[Box coordinate listing]
##############################

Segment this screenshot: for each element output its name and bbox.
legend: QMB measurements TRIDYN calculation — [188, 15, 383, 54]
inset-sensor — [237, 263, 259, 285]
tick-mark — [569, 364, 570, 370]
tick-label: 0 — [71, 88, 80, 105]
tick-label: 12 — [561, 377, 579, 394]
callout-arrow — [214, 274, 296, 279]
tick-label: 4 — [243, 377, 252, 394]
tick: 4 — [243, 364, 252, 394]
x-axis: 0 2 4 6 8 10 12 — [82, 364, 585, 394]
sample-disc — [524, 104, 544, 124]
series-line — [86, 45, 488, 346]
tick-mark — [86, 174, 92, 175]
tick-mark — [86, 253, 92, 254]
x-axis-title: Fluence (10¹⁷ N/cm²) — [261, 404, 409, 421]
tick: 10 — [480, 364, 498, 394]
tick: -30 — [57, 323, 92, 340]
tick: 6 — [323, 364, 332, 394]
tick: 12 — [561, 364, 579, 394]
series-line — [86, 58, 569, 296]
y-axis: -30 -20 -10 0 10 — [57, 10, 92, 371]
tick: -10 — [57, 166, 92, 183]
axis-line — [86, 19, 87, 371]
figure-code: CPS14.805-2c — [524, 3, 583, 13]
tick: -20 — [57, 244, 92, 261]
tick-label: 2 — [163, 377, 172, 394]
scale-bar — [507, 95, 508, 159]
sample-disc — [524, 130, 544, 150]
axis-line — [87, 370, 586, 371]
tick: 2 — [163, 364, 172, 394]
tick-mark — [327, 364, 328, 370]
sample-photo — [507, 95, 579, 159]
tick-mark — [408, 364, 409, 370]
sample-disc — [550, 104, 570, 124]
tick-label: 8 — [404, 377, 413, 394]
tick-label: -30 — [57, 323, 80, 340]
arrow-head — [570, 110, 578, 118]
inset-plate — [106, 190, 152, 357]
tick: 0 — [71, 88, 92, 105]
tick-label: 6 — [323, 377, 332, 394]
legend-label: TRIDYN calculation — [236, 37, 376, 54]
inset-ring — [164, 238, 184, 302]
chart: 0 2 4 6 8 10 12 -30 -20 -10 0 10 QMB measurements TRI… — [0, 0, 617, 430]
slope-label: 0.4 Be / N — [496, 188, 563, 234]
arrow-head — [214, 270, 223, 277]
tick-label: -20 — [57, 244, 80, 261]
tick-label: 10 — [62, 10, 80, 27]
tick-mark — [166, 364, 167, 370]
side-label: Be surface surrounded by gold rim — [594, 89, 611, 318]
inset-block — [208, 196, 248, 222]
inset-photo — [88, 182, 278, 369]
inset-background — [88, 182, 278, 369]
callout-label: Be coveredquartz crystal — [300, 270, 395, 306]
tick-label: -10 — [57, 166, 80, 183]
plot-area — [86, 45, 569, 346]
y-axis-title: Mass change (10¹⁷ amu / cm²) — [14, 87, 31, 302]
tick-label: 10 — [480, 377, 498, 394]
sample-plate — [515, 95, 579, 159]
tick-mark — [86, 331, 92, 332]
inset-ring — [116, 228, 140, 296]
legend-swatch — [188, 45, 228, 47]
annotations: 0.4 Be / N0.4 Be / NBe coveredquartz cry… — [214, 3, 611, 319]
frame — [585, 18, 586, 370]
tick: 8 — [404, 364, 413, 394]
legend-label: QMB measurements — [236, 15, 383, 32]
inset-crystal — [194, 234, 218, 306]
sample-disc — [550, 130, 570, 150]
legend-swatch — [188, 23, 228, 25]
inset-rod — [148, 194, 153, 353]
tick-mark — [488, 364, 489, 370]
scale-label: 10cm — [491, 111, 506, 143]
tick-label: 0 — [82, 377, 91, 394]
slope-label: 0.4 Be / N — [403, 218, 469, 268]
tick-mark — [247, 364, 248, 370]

##############################

**The exercise**
Copy out every line of the entries above word for word, changing nothing.

**Answer for the task**
Segment this screenshot: for each element output its name and bbox.
legend: QMB measurements TRIDYN calculation — [188, 15, 383, 54]
inset-sensor — [237, 263, 259, 285]
tick-mark — [569, 364, 570, 370]
tick-label: 0 — [71, 88, 80, 105]
tick-label: 12 — [561, 377, 579, 394]
callout-arrow — [214, 274, 296, 279]
tick-label: 4 — [243, 377, 252, 394]
tick: 4 — [243, 364, 252, 394]
x-axis: 0 2 4 6 8 10 12 — [82, 364, 585, 394]
sample-disc — [524, 104, 544, 124]
series-line — [86, 45, 488, 346]
tick-mark — [86, 174, 92, 175]
tick-mark — [86, 253, 92, 254]
x-axis-title: Fluence (10¹⁷ N/cm²) — [261, 404, 409, 421]
tick: 10 — [480, 364, 498, 394]
tick: -30 — [57, 323, 92, 340]
tick: 6 — [323, 364, 332, 394]
tick: 12 — [561, 364, 579, 394]
series-line — [86, 58, 569, 296]
y-axis: -30 -20 -10 0 10 — [57, 10, 92, 371]
tick: -10 — [57, 166, 92, 183]
axis-line — [86, 19, 87, 371]
figure-code: CPS14.805-2c — [524, 3, 583, 13]
tick: -20 — [57, 244, 92, 261]
tick-label: 2 — [163, 377, 172, 394]
scale-bar — [507, 95, 508, 159]
sample-disc — [524, 130, 544, 150]
axis-line — [87, 370, 586, 371]
tick: 2 — [163, 364, 172, 394]
tick-mark — [327, 364, 328, 370]
sample-photo — [507, 95, 579, 159]
tick-mark — [408, 364, 409, 370]
sample-disc — [550, 104, 570, 124]
tick-label: 8 — [404, 377, 413, 394]
tick-label: -30 — [57, 323, 80, 340]
arrow-head — [570, 110, 578, 118]
inset-plate — [106, 190, 152, 357]
tick: 0 — [71, 88, 92, 105]
tick-label: 6 — [323, 377, 332, 394]
legend-label: TRIDYN calculation — [236, 37, 376, 54]
inset-ring — [164, 238, 184, 302]
chart: 0 2 4 6 8 10 12 -30 -20 -10 0 10 QMB measurements TRI… — [0, 0, 617, 430]
slope-label: 0.4 Be / N — [496, 188, 563, 234]
arrow-head — [214, 270, 223, 277]
tick-label: -20 — [57, 244, 80, 261]
tick-label: 10 — [62, 10, 80, 27]
tick-mark — [166, 364, 167, 370]
side-label: Be surface surrounded by gold rim — [594, 89, 611, 318]
inset-block — [208, 196, 248, 222]
inset-photo — [88, 182, 278, 369]
inset-background — [88, 182, 278, 369]
callout-label: Be coveredquartz crystal — [300, 270, 395, 306]
tick-label: -10 — [57, 166, 80, 183]
plot-area — [86, 45, 569, 346]
y-axis-title: Mass change (10¹⁷ amu / cm²) — [14, 87, 31, 302]
tick-label: 10 — [480, 377, 498, 394]
sample-plate — [515, 95, 579, 159]
tick-mark — [86, 331, 92, 332]
inset-ring — [116, 228, 140, 296]
legend-swatch — [188, 45, 228, 47]
annotations: 0.4 Be / N0.4 Be / NBe coveredquartz cry… — [214, 3, 611, 319]
frame — [585, 18, 586, 370]
tick: 8 — [404, 364, 413, 394]
legend-label: QMB measurements — [236, 15, 383, 32]
inset-crystal — [194, 234, 218, 306]
sample-disc — [550, 130, 570, 150]
legend-swatch — [188, 23, 228, 25]
inset-rod — [148, 194, 153, 353]
tick-mark — [488, 364, 489, 370]
scale-label: 10cm — [491, 111, 506, 143]
tick-label: 0 — [82, 377, 91, 394]
slope-label: 0.4 Be / N — [403, 218, 469, 268]
tick-mark — [247, 364, 248, 370]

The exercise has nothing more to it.